DIRECTION = In the listing that follows, how many lines contain the string "type"? Provide only the number.

DATASET CONTENT =
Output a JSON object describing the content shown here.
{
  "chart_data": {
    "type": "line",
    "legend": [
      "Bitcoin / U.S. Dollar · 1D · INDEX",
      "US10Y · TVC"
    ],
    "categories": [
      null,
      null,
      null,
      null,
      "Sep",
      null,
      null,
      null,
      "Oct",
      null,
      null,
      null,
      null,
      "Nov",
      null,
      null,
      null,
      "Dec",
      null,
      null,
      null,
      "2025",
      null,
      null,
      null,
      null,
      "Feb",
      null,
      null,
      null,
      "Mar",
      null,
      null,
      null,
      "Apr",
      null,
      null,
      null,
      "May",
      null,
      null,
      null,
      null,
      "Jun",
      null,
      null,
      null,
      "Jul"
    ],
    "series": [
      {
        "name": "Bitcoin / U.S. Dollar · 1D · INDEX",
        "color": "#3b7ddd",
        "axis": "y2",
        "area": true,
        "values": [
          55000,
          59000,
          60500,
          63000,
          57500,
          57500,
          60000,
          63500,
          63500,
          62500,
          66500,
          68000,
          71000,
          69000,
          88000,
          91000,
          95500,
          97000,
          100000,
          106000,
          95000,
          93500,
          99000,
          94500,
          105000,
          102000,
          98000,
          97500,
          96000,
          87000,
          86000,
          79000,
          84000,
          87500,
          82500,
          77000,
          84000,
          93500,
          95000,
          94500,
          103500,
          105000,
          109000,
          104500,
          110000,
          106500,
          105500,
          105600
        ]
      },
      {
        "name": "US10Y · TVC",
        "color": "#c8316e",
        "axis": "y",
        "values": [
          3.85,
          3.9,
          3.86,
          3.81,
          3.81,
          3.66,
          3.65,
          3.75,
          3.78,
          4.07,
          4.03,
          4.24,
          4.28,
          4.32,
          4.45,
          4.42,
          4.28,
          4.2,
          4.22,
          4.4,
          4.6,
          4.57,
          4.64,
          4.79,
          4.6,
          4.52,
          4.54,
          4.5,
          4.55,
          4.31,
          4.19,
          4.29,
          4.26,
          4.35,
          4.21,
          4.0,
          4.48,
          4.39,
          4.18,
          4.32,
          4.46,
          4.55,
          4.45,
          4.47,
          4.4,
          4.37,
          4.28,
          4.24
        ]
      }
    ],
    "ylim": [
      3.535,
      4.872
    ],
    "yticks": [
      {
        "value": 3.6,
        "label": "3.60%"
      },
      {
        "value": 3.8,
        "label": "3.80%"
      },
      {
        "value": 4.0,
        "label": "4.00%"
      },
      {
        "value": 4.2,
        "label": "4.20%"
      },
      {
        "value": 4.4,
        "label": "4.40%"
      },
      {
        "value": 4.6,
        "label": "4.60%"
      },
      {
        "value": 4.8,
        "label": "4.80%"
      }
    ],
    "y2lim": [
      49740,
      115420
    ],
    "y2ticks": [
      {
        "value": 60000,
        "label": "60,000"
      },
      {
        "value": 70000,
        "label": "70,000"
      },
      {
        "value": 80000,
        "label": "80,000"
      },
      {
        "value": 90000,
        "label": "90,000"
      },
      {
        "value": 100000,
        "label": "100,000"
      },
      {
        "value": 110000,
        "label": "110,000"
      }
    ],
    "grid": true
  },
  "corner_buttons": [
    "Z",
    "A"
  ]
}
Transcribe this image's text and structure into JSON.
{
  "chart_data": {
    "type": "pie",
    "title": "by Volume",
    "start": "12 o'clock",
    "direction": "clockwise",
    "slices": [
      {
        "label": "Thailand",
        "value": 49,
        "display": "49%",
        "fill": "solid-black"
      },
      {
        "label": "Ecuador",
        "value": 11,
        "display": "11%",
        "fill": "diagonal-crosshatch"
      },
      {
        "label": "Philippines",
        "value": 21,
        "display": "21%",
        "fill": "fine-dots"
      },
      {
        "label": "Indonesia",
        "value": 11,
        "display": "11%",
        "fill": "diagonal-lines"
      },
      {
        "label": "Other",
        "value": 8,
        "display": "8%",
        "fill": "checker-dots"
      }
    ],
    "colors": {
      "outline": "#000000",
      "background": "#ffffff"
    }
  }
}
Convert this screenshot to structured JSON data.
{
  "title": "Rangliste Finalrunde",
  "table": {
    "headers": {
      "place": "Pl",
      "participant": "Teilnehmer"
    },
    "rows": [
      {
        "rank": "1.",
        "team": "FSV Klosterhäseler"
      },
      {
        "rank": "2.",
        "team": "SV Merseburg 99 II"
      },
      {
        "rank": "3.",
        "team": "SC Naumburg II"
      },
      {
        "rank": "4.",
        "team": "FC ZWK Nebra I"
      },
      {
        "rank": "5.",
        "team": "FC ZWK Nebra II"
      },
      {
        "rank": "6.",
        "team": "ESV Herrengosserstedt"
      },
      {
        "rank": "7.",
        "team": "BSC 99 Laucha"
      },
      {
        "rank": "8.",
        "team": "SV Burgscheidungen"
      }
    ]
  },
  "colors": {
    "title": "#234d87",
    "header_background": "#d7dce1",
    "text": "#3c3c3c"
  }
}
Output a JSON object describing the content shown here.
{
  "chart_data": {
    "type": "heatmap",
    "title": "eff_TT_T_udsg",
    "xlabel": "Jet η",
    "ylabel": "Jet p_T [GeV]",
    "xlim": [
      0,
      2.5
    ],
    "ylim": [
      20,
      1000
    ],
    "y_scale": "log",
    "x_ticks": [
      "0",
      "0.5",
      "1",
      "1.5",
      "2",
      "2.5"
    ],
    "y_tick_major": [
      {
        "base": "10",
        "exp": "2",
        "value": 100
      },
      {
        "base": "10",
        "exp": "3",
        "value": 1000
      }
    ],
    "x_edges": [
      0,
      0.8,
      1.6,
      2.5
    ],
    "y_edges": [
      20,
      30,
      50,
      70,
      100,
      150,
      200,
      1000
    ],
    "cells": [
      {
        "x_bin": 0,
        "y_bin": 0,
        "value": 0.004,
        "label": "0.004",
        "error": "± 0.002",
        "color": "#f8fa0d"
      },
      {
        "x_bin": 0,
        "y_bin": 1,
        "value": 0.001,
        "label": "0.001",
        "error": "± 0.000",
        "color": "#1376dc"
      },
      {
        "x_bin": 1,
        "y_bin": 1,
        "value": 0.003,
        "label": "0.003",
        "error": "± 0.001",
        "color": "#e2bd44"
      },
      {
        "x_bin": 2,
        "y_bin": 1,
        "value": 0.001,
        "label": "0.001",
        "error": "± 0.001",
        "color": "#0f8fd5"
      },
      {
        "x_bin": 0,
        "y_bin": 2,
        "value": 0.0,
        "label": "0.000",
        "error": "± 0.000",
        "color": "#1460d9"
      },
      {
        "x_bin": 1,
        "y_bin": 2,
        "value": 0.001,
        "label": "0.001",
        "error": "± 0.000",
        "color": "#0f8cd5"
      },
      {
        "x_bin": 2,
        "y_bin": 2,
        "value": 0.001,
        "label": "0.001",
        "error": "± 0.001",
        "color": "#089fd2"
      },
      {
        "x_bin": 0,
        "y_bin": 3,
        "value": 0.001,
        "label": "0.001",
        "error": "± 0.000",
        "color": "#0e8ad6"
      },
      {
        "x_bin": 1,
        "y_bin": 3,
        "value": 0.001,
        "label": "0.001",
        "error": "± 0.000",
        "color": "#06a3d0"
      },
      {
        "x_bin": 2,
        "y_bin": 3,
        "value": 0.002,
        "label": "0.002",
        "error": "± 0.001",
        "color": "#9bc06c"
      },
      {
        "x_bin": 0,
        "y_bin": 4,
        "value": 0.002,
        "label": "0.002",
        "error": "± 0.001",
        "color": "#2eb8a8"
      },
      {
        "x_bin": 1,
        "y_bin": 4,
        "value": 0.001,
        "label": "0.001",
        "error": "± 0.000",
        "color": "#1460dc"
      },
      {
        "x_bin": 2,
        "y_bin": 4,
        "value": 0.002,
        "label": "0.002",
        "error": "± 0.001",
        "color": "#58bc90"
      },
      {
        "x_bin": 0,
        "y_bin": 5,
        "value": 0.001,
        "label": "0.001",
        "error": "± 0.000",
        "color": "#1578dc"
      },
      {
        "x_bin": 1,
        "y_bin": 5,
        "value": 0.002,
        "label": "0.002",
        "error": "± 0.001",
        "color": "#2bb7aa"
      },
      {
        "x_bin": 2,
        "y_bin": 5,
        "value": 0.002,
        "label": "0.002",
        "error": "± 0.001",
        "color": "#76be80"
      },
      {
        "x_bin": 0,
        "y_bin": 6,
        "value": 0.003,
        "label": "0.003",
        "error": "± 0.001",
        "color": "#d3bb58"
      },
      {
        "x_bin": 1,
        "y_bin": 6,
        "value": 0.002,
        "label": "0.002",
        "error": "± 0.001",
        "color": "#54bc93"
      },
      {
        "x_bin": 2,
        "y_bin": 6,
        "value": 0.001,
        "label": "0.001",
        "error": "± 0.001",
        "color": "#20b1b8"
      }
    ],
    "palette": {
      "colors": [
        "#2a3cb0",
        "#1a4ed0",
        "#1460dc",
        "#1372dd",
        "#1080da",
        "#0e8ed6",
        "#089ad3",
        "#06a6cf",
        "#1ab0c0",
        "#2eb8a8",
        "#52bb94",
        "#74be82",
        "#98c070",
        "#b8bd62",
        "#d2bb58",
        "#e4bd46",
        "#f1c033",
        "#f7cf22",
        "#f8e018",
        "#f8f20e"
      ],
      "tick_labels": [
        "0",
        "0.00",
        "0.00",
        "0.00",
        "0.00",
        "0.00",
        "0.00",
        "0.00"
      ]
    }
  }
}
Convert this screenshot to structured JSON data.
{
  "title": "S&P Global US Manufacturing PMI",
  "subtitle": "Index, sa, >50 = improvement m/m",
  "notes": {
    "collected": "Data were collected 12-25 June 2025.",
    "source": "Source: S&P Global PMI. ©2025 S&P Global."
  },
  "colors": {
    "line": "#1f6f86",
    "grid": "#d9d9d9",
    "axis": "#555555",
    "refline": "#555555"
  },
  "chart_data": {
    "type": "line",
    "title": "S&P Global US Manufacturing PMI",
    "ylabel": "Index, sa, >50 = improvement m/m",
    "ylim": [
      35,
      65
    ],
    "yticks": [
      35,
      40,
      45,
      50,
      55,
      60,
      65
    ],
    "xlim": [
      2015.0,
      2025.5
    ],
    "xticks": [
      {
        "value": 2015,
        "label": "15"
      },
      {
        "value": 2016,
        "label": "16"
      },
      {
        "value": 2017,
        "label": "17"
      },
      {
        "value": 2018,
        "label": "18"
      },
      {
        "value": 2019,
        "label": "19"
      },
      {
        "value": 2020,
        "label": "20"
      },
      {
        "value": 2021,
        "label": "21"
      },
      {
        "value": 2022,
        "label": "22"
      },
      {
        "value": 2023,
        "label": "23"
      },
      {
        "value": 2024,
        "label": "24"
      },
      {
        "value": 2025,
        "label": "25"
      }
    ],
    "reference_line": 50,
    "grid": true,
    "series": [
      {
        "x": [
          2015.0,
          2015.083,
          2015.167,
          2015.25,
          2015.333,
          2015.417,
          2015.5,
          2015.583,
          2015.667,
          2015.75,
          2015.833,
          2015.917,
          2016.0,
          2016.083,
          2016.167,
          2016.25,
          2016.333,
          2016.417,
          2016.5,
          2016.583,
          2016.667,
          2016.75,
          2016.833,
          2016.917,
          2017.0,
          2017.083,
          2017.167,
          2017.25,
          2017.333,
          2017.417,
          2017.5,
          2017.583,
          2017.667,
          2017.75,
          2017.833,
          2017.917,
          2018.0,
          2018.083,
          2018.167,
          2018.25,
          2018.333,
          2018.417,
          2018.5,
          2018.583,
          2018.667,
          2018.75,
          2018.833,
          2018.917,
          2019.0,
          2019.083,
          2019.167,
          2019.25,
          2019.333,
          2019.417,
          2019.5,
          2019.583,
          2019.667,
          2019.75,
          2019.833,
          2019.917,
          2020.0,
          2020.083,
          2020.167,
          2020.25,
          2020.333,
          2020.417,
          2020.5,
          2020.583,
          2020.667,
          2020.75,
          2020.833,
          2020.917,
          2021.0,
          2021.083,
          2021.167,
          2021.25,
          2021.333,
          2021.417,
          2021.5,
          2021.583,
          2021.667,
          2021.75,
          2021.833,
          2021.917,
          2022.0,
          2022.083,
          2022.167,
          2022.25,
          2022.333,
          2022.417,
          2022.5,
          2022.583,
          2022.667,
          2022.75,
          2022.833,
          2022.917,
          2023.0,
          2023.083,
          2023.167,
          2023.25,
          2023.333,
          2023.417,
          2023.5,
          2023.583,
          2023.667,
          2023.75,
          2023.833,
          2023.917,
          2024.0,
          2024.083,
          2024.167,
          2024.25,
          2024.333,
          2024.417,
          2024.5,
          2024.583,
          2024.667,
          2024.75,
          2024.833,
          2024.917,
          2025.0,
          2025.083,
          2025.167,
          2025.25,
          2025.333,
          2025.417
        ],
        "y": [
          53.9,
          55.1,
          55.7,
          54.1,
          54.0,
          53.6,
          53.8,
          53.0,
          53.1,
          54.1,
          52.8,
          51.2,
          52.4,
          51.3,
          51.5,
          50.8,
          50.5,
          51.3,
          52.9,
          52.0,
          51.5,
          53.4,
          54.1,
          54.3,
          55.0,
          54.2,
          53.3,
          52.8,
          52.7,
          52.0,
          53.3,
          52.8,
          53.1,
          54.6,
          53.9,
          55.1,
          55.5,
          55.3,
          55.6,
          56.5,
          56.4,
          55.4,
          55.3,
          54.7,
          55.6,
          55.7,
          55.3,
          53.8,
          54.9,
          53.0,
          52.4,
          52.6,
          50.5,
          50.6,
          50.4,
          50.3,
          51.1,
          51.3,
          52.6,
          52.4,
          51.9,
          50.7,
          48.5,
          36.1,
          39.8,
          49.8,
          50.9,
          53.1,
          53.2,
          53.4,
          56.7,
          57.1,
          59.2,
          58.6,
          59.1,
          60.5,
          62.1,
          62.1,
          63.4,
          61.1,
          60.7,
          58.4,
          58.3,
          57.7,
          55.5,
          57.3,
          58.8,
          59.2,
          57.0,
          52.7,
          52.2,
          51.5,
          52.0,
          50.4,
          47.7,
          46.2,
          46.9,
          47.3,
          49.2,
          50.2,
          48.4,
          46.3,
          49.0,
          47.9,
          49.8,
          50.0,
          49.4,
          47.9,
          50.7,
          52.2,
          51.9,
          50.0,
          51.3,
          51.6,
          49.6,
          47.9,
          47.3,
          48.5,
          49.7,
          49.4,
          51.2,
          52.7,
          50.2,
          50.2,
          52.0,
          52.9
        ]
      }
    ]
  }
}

RESULT BELOW = 4